--- start DATA LINES ---
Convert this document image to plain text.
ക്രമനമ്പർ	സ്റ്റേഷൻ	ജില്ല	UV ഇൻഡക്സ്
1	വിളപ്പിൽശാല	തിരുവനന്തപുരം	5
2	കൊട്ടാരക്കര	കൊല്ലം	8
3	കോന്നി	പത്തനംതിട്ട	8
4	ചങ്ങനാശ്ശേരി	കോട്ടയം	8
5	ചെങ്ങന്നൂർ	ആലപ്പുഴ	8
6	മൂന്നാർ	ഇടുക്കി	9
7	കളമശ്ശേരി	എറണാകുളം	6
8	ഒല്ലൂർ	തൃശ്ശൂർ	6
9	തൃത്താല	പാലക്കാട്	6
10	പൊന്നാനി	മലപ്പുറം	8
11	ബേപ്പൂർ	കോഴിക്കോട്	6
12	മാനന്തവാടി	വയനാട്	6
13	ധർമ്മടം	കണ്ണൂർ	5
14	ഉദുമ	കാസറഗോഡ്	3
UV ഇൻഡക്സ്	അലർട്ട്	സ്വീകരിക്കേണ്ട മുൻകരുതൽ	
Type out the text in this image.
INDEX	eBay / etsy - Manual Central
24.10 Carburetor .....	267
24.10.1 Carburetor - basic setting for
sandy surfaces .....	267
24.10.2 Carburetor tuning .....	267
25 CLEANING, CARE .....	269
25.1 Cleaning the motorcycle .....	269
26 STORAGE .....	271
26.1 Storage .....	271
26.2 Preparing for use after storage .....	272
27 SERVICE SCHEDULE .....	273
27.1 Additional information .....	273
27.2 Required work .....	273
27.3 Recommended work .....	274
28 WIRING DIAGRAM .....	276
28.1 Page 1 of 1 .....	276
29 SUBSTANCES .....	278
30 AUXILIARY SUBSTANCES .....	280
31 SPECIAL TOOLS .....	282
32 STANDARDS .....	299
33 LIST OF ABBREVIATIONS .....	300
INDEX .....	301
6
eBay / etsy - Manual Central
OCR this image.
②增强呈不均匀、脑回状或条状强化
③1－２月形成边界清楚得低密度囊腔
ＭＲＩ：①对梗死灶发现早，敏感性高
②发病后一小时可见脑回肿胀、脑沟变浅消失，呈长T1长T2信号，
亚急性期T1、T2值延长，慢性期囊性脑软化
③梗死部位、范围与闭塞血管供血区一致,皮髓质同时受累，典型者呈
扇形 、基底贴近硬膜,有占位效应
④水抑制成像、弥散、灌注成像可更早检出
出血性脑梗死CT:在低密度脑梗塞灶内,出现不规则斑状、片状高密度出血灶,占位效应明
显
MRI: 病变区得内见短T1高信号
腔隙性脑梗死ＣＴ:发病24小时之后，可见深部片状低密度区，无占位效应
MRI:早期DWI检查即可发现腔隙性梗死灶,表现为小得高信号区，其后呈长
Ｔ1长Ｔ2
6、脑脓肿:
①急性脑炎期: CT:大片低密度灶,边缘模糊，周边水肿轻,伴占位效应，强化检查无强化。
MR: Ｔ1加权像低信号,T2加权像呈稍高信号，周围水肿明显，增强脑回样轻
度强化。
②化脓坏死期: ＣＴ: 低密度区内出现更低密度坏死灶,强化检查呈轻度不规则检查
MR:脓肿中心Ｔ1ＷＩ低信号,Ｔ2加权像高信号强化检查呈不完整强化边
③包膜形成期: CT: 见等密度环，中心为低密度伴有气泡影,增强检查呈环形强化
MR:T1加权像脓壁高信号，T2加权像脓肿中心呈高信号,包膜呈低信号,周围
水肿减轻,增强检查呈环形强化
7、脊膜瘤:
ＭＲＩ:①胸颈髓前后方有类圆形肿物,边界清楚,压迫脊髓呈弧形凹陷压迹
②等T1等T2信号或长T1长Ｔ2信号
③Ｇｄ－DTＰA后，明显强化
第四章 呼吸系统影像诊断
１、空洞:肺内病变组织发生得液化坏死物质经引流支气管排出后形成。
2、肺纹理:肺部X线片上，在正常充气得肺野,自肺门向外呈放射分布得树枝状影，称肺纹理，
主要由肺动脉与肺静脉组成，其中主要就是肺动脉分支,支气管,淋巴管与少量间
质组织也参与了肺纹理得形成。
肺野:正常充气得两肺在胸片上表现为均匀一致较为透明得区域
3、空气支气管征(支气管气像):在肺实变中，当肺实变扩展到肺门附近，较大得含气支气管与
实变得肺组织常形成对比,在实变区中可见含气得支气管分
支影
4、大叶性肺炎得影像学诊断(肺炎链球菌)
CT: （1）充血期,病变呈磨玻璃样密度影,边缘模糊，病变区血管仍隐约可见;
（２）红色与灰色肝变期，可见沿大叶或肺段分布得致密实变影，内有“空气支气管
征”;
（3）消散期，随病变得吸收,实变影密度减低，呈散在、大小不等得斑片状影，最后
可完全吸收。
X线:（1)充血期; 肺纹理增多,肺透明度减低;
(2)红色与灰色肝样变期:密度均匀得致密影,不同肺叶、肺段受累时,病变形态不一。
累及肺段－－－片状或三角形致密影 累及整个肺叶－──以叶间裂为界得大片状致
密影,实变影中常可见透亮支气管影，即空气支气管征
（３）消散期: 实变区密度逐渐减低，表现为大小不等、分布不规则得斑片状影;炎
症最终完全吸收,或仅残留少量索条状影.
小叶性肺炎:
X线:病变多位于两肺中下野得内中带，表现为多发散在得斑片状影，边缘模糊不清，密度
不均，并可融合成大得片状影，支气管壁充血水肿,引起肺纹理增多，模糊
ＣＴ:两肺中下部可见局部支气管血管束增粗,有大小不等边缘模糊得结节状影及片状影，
--- end DATA LINES ---
▸ **EXERCISE BRIEF**
Determine how many lines of the listing hold the word "INDEX" and reply with that figure alone.

▸ **RESULT OF THE EXERCISE**
2